### DATASET EXCERPTS
*** Begin section ***
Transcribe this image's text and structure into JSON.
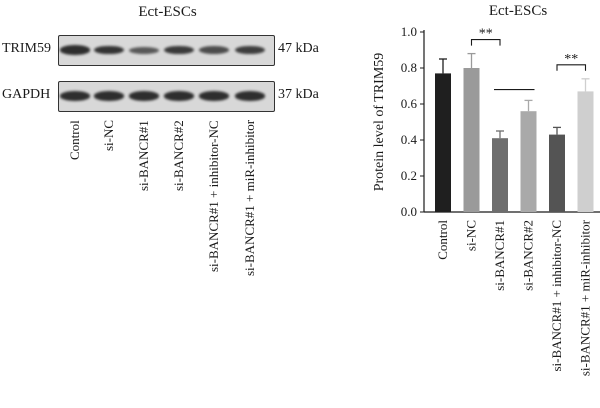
{
  "western_blot": {
    "title": "Ect-ESCs",
    "rows": [
      {
        "label": "TRIM59",
        "size": "47 kDa",
        "intensities": [
          0.85,
          0.8,
          0.5,
          0.75,
          0.6,
          0.72
        ]
      },
      {
        "label": "GAPDH",
        "size": "37 kDa",
        "intensities": [
          0.85,
          0.85,
          0.85,
          0.85,
          0.85,
          0.85
        ]
      }
    ],
    "lanes": [
      "Control",
      "si-NC",
      "si-BANCR#1",
      "si-BANCR#2",
      "si-BANCR#1 + inhibitor-NC",
      "si-BANCR#1 + miR-inhibitor"
    ]
  },
  "chart_data": {
    "type": "bar",
    "title": "Ect-ESCs",
    "ylabel": "Protein level of TRIM59",
    "xlabel": "",
    "categories": [
      "Control",
      "si-NC",
      "si-BANCR#1",
      "si-BANCR#2",
      "si-BANCR#1 + inhibitor-NC",
      "si-BANCR#1 + miR-inhibitor"
    ],
    "values": [
      0.77,
      0.8,
      0.41,
      0.56,
      0.43,
      0.67
    ],
    "errors": [
      0.08,
      0.08,
      0.04,
      0.06,
      0.04,
      0.07
    ],
    "colors": [
      "#1f1f1f",
      "#9a9a9a",
      "#6e6e6e",
      "#a9a9a9",
      "#545454",
      "#cfcfcf"
    ],
    "ylim": [
      0,
      1.0
    ],
    "yticks": [
      "0.0",
      "0.2",
      "0.4",
      "0.6",
      "0.8",
      "1.0"
    ],
    "grid": false,
    "significance": [
      {
        "from": 1,
        "to": 2,
        "label": "**"
      },
      {
        "from": 4,
        "to": 5,
        "label": "**"
      }
    ]
  }
}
*** End section ***
### TASK OBJECTIVE
Without including the pictures, copy all of the data exactly.

### EXERCISE OUTPUT
Transcribe this image's text and structure into JSON.
{
  "western_blot": {
    "title": "Ect-ESCs",
    "rows": [
      {
        "label": "TRIM59",
        "size": "47 kDa",
        "intensities": [
          0.85,
          0.8,
          0.5,
          0.75,
          0.6,
          0.72
        ]
      },
      {
        "label": "GAPDH",
        "size": "37 kDa",
        "intensities": [
          0.85,
          0.85,
          0.85,
          0.85,
          0.85,
          0.85
        ]
      }
    ],
    "lanes": [
      "Control",
      "si-NC",
      "si-BANCR#1",
      "si-BANCR#2",
      "si-BANCR#1 + inhibitor-NC",
      "si-BANCR#1 + miR-inhibitor"
    ]
  },
  "chart_data": {
    "type": "bar",
    "title": "Ect-ESCs",
    "ylabel": "Protein level of TRIM59",
    "xlabel": "",
    "categories": [
      "Control",
      "si-NC",
      "si-BANCR#1",
      "si-BANCR#2",
      "si-BANCR#1 + inhibitor-NC",
      "si-BANCR#1 + miR-inhibitor"
    ],
    "values": [
      0.77,
      0.8,
      0.41,
      0.56,
      0.43,
      0.67
    ],
    "errors": [
      0.08,
      0.08,
      0.04,
      0.06,
      0.04,
      0.07
    ],
    "colors": [
      "#1f1f1f",
      "#9a9a9a",
      "#6e6e6e",
      "#a9a9a9",
      "#545454",
      "#cfcfcf"
    ],
    "ylim": [
      0,
      1.0
    ],
    "yticks": [
      "0.0",
      "0.2",
      "0.4",
      "0.6",
      "0.8",
      "1.0"
    ],
    "grid": false,
    "significance": [
      {
        "from": 1,
        "to": 2,
        "label": "**"
      },
      {
        "from": 4,
        "to": 5,
        "label": "**"
      }
    ]
  }
}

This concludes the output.